[What is required]
Write out the part of the debt collection lawsuit passage starting at "Plaintiff sues Defendant" and ending at "at ¶¶ 41-56.)".

[Reading passage]
Plaintiff alleges that, during some unspecified period, Defendant made numerous calls to Plaintiff even after being told to stop. (Id. at ¶ 54.) Plaintiff asserts that Defendant called Plaintiff's girlfriend numerous times without consent and told the girlfriend that Plaintiff owed the debt. (Id. at ¶ 55.)

Plaintiff does not allege that she made any payment on the debt that Defendant was attempting to collect. (ECF No. 1.)

Plaintiff sues Defendant under the Fair Debt Collection Practices Act (“FDCPA”), 15 U.S.C. §§ 1692-1692p. (ECF No. 1 at ¶¶ 40, 43, 47.) She alleges that Defendant's rudeness, incessant calls, and deceptive conduct violate the FDCPA. (Id. at ¶¶ 41-56.)

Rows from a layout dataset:
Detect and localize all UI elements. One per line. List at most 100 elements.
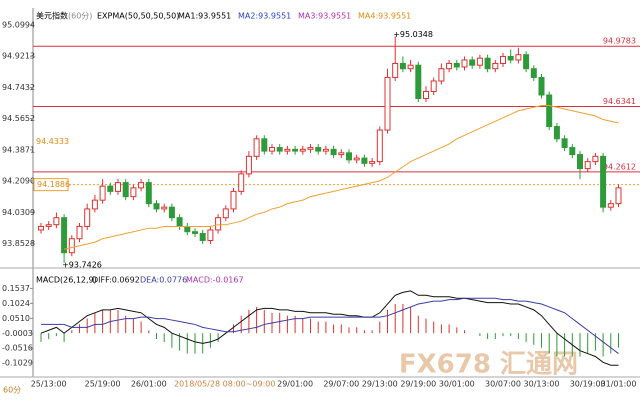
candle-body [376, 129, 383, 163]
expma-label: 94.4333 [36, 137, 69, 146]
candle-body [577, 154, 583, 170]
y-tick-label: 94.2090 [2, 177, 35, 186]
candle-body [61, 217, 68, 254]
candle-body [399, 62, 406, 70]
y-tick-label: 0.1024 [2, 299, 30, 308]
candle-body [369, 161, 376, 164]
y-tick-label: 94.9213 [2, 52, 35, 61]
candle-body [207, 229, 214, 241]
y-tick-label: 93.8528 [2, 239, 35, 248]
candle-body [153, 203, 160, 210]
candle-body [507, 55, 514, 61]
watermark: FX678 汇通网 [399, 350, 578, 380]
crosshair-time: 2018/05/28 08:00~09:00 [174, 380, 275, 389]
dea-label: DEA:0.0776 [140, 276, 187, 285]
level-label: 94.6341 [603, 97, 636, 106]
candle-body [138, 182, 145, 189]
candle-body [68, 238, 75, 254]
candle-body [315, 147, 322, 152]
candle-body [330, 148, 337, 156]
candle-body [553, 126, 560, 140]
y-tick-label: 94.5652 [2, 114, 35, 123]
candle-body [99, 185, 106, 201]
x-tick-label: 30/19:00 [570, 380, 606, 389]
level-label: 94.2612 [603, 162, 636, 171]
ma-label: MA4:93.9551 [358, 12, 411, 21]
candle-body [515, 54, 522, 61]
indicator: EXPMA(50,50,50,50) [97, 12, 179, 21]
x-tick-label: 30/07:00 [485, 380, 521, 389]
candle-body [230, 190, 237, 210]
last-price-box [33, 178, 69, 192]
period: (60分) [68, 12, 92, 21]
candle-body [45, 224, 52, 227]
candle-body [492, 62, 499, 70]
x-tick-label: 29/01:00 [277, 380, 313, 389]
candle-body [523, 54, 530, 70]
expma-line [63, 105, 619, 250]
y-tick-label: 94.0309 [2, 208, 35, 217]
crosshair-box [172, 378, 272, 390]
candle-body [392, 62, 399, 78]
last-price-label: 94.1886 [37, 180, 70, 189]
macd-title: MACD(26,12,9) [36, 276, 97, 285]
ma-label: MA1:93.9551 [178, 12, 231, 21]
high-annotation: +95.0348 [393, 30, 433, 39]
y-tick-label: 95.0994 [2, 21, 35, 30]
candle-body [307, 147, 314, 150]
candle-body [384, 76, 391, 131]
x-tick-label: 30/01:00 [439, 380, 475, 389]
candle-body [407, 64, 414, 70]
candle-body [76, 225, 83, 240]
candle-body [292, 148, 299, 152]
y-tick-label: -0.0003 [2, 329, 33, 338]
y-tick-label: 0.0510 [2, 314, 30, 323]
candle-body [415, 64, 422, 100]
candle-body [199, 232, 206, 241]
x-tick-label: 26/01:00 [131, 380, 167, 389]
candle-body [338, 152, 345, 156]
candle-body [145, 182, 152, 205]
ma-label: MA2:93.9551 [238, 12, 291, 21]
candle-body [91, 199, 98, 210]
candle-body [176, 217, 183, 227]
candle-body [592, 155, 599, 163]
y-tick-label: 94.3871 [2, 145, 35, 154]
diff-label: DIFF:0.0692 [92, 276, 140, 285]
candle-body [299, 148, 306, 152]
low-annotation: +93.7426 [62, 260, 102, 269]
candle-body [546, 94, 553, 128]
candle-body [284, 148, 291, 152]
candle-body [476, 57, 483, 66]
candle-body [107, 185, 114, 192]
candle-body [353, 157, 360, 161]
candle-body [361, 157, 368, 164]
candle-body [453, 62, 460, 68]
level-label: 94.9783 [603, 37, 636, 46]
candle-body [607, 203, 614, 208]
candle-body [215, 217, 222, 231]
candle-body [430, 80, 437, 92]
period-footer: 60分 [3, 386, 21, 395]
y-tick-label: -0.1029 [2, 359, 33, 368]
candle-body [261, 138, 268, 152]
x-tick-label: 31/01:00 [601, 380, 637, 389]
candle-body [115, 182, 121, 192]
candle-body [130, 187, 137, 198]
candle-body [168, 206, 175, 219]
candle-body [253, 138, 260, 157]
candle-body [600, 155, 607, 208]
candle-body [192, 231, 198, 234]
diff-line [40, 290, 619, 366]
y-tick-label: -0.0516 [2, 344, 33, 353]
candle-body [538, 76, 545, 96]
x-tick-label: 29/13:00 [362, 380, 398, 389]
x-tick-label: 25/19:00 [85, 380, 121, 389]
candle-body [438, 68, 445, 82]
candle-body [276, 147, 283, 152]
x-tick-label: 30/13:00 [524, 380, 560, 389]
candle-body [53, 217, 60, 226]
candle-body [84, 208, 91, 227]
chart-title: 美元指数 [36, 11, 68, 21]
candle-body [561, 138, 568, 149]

[Result]
Plaintiff sues Defendant under the Fair Debt Collection Practices Act (“FDCPA”), 15 U.S.C. §§ 1692-1692p. (ECF No. 1 at ¶¶ 40, 43, 47.) She alleges that Defendant's rudeness, incessant calls, and deceptive conduct violate the FDCPA. (Id. at ¶¶ 41-56.)